* **Task goal**: Edit the items below by changing every "Pin to taskbar" to "Pin to Start" and keeping the rest of each line the same. Leave the pictures out of your answer.

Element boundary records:
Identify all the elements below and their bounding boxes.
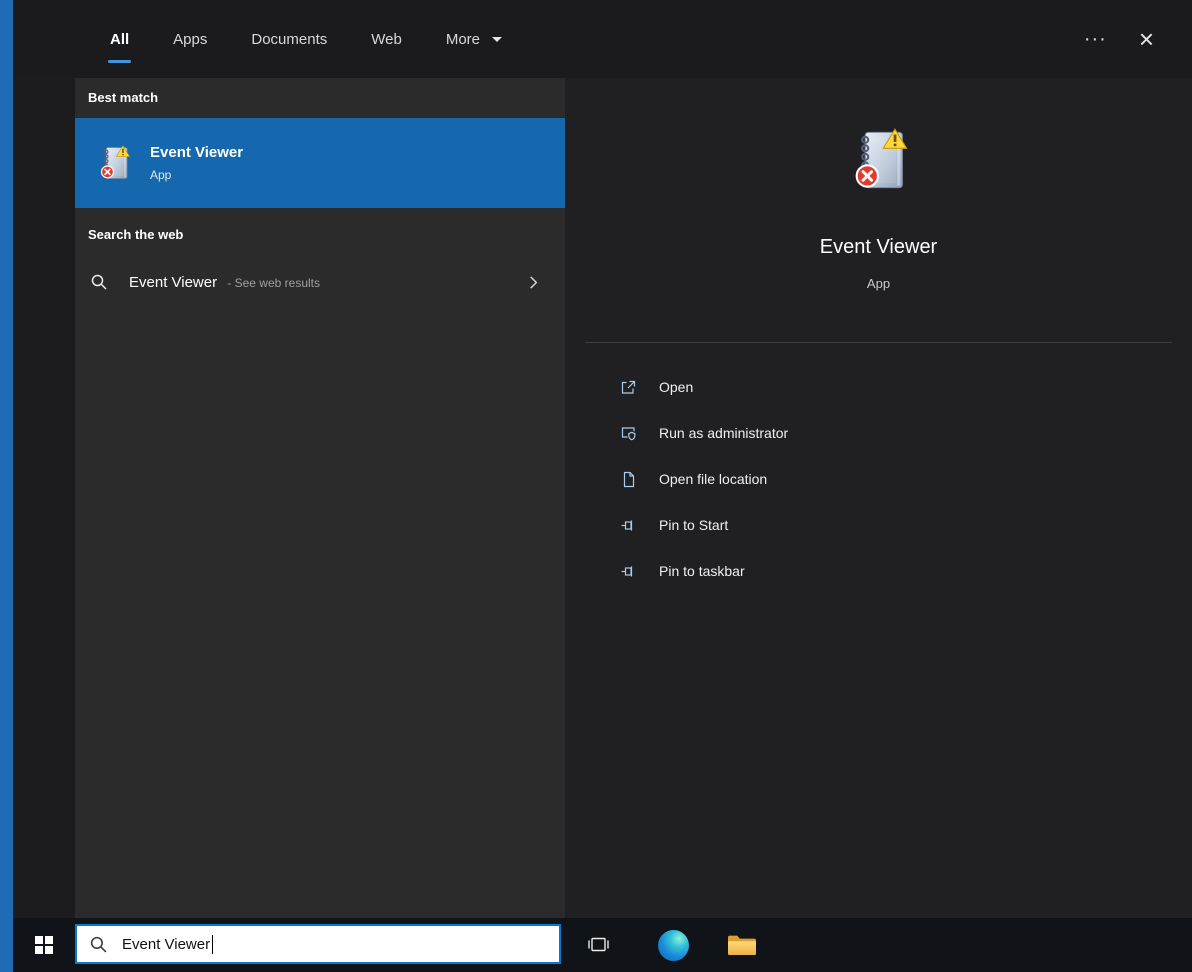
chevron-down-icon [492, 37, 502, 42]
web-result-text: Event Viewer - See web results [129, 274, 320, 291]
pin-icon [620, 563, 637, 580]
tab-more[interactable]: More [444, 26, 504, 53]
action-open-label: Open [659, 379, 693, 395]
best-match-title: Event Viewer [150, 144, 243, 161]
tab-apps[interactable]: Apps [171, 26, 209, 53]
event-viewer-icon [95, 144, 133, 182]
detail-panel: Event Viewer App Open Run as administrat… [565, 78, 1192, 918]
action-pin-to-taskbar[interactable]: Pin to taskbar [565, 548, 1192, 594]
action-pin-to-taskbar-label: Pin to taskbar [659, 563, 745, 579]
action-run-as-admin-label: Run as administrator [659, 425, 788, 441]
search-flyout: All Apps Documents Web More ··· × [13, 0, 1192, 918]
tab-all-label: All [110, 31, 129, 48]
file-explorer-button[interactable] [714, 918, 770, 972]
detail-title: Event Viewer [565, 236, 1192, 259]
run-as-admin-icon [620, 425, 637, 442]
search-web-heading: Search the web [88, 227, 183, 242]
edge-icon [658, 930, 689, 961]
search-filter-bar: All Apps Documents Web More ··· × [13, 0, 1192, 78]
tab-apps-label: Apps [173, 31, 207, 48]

* **Output for this exercise**:
Identify all the elements below and their bounding boxes.
chevron-down-icon [492, 37, 502, 42]
web-result-text: Event Viewer - See web results [129, 274, 320, 291]
pin-icon [620, 563, 637, 580]
tab-more[interactable]: More [444, 26, 504, 53]
action-open-label: Open [659, 379, 693, 395]
best-match-title: Event Viewer [150, 144, 243, 161]
tab-apps[interactable]: Apps [171, 26, 209, 53]
event-viewer-icon [95, 144, 133, 182]
detail-panel: Event Viewer App Open Run as administrat… [565, 78, 1192, 918]
action-pin-to-taskbar[interactable]: Pin to Start [565, 548, 1192, 594]
action-pin-to-taskbar-label: Pin to Start [659, 563, 745, 579]
action-run-as-admin-label: Run as administrator [659, 425, 788, 441]
search-flyout: All Apps Documents Web More ··· × [13, 0, 1192, 918]
tab-all-label: All [110, 31, 129, 48]
file-explorer-button[interactable] [714, 918, 770, 972]
detail-title: Event Viewer [565, 236, 1192, 259]
run-as-admin-icon [620, 425, 637, 442]
search-web-heading: Search the web [88, 227, 183, 242]
edge-icon [658, 930, 689, 961]
search-filter-bar: All Apps Documents Web More ··· × [13, 0, 1192, 78]
tab-apps-label: Apps [173, 31, 207, 48]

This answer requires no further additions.